Search the data for the word "meta" and copy every line where it occurs.

→ **RECORDS SUPPLIED**:
================================

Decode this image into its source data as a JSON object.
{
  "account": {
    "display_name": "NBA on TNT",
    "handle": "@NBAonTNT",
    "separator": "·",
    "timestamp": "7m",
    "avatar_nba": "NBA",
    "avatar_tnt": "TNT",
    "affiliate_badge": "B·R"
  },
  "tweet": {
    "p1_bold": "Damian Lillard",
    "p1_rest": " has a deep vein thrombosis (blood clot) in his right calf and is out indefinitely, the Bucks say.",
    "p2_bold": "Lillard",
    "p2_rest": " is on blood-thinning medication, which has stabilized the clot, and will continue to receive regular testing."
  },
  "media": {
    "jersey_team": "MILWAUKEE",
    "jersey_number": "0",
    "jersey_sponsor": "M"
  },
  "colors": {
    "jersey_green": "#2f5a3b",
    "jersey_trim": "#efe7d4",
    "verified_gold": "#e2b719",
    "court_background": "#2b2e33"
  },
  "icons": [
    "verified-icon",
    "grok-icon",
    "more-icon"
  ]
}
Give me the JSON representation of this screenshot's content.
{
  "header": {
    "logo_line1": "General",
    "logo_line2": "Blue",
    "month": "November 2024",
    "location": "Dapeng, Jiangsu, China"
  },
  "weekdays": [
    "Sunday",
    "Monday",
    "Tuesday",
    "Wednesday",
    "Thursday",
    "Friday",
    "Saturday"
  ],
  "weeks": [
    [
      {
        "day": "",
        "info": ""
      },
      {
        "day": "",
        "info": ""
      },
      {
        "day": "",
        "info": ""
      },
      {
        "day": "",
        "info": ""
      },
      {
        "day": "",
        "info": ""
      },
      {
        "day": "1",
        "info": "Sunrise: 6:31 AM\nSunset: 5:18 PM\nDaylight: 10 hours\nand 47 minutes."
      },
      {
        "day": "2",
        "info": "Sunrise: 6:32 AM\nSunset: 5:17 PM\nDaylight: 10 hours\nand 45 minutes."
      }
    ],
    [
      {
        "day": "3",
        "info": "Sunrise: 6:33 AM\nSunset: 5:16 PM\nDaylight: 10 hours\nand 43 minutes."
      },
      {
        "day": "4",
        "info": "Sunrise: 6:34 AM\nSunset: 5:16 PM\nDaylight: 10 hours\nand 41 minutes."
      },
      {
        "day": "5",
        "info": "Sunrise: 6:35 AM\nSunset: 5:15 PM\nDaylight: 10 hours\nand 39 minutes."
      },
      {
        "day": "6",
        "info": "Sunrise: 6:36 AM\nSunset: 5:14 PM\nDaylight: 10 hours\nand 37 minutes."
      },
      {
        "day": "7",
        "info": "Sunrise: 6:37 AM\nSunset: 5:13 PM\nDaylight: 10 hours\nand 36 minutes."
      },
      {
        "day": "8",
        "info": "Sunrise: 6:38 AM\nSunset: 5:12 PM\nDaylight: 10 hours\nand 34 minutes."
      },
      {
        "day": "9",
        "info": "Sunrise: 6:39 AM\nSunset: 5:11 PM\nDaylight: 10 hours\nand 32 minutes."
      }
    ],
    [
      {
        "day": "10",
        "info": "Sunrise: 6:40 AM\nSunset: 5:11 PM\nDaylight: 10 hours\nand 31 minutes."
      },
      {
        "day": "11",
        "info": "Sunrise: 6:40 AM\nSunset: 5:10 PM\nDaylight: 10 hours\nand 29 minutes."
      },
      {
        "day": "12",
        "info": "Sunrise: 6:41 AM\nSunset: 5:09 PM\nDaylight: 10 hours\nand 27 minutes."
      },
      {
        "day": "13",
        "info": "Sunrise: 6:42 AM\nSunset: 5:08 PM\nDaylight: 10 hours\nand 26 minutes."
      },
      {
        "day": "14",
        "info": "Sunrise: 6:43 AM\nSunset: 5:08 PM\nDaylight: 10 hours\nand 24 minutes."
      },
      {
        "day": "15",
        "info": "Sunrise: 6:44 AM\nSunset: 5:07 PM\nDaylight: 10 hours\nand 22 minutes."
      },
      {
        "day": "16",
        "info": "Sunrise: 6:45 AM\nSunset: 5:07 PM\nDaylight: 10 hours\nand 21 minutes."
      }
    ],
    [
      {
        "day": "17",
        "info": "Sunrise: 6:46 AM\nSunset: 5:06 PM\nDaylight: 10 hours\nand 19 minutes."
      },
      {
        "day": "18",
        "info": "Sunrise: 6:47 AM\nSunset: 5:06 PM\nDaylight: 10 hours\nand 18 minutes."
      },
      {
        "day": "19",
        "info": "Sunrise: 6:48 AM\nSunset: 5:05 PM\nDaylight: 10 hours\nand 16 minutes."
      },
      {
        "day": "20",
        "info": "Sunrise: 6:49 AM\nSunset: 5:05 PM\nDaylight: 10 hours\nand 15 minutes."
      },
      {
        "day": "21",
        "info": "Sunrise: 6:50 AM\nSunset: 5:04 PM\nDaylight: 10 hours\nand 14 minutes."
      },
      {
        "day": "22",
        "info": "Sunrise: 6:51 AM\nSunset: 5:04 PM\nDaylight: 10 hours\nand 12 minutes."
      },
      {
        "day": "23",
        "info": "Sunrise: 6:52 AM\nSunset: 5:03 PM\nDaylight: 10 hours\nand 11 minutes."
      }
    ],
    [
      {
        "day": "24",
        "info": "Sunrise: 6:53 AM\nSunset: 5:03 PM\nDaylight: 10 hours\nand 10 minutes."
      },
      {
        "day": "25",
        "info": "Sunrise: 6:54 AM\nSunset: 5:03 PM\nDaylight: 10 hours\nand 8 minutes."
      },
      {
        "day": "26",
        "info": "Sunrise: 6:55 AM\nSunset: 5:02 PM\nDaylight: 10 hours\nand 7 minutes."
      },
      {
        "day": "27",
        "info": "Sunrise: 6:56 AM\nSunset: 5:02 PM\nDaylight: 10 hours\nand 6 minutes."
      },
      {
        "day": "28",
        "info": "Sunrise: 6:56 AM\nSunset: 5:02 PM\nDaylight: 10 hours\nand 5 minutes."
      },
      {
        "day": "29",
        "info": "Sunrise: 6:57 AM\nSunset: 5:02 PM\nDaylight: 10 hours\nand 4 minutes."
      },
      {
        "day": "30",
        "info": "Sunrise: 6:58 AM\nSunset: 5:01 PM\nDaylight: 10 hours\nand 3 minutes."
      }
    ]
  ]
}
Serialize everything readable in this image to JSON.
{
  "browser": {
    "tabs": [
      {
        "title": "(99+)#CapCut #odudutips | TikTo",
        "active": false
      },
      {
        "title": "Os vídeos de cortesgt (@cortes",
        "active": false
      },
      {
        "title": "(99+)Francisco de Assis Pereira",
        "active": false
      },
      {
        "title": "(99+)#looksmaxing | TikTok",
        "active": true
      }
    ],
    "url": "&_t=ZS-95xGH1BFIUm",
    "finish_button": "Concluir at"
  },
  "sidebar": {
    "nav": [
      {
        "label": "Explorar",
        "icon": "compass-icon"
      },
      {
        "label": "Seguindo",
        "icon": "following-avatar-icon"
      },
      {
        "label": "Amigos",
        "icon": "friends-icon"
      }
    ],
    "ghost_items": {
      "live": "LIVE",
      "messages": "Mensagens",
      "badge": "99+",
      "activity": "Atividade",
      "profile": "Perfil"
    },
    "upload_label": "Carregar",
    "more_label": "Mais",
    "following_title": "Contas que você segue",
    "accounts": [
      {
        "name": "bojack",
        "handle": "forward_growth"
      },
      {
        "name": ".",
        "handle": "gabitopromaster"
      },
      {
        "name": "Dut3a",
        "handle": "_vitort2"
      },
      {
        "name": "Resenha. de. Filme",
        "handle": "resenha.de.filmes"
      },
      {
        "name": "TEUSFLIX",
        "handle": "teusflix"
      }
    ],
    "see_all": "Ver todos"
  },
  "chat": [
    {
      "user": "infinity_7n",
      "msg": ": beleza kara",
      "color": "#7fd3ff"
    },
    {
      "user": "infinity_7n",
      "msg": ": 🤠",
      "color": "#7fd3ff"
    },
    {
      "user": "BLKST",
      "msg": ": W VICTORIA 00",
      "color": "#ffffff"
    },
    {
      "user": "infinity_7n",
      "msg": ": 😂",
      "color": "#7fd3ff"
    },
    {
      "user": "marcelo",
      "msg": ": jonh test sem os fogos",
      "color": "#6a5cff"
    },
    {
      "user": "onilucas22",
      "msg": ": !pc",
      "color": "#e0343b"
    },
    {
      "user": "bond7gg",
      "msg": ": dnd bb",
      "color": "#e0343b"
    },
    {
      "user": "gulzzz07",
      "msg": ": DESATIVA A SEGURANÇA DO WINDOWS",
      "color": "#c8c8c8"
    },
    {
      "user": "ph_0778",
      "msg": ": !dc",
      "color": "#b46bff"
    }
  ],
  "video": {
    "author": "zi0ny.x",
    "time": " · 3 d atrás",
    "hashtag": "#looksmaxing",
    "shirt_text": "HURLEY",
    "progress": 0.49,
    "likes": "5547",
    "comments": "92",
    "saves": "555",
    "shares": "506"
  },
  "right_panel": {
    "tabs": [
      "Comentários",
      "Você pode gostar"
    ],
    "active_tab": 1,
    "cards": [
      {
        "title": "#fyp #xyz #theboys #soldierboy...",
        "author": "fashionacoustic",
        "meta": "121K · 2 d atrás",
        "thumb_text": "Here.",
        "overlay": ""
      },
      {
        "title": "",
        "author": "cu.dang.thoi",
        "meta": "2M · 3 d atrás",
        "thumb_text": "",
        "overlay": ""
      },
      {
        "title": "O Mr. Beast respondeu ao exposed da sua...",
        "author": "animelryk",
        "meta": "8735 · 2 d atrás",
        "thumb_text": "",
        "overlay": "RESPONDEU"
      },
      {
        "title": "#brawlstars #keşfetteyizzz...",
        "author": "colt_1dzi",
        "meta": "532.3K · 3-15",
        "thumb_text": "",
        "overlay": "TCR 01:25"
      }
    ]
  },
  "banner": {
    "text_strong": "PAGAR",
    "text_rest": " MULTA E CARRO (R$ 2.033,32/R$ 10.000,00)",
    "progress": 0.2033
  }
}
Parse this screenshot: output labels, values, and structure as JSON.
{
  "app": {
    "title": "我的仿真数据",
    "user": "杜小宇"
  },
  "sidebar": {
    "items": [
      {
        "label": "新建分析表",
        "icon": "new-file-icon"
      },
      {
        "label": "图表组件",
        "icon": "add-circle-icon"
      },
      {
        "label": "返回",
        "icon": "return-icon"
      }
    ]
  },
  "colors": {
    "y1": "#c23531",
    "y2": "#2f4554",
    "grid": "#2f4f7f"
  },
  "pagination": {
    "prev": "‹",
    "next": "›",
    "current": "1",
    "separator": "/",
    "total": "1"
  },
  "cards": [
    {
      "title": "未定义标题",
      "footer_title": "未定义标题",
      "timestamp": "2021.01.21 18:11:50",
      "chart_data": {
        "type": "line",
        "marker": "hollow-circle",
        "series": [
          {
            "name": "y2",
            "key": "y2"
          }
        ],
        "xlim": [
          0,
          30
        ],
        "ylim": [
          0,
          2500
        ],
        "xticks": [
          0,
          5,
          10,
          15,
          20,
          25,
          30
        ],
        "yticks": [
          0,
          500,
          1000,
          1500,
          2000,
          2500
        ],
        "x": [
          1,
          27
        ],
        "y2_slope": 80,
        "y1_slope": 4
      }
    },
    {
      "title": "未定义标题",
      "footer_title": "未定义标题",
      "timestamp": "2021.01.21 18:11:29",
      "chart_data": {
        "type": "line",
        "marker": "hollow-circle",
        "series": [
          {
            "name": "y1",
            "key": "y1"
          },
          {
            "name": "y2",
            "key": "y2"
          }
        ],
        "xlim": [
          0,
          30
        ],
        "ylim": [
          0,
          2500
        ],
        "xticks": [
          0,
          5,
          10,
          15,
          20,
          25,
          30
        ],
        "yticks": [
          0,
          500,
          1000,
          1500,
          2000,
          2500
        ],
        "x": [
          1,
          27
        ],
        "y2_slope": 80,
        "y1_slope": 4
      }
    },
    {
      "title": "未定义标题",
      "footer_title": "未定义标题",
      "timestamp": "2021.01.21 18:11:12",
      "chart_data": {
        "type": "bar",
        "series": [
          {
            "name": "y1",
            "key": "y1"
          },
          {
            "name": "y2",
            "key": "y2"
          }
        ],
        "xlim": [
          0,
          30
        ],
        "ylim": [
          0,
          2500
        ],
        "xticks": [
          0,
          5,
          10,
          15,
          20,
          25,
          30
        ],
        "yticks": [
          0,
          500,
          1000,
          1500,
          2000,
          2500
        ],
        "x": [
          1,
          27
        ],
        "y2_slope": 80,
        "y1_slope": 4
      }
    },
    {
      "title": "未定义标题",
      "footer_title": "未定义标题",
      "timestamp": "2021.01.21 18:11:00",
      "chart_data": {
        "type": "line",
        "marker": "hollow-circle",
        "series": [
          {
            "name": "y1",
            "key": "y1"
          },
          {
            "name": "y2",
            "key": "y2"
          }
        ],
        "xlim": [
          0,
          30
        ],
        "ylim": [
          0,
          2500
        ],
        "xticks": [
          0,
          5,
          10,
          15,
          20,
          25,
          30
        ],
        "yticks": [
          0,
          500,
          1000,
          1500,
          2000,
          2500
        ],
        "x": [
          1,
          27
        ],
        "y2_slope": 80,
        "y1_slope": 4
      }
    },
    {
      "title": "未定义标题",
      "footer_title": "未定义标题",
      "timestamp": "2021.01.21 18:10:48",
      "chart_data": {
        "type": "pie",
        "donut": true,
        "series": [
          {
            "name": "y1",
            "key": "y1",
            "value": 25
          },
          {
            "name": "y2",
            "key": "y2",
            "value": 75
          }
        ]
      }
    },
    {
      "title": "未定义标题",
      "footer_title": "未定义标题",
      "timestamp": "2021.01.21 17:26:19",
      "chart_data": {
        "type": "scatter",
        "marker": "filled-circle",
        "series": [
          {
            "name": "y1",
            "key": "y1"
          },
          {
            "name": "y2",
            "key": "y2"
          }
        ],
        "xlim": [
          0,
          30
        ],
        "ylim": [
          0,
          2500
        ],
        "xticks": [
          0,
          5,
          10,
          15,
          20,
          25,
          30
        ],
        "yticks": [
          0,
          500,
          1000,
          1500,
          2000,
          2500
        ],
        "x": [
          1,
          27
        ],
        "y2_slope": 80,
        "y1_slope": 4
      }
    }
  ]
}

================================

→ **CORRECT RESULT**:
        "meta": "121K · 2 d atrás",
        "meta": "2M · 3 d atrás",
        "meta": "8735 · 2 d atrás",
        "meta": "532.3K · 3-15",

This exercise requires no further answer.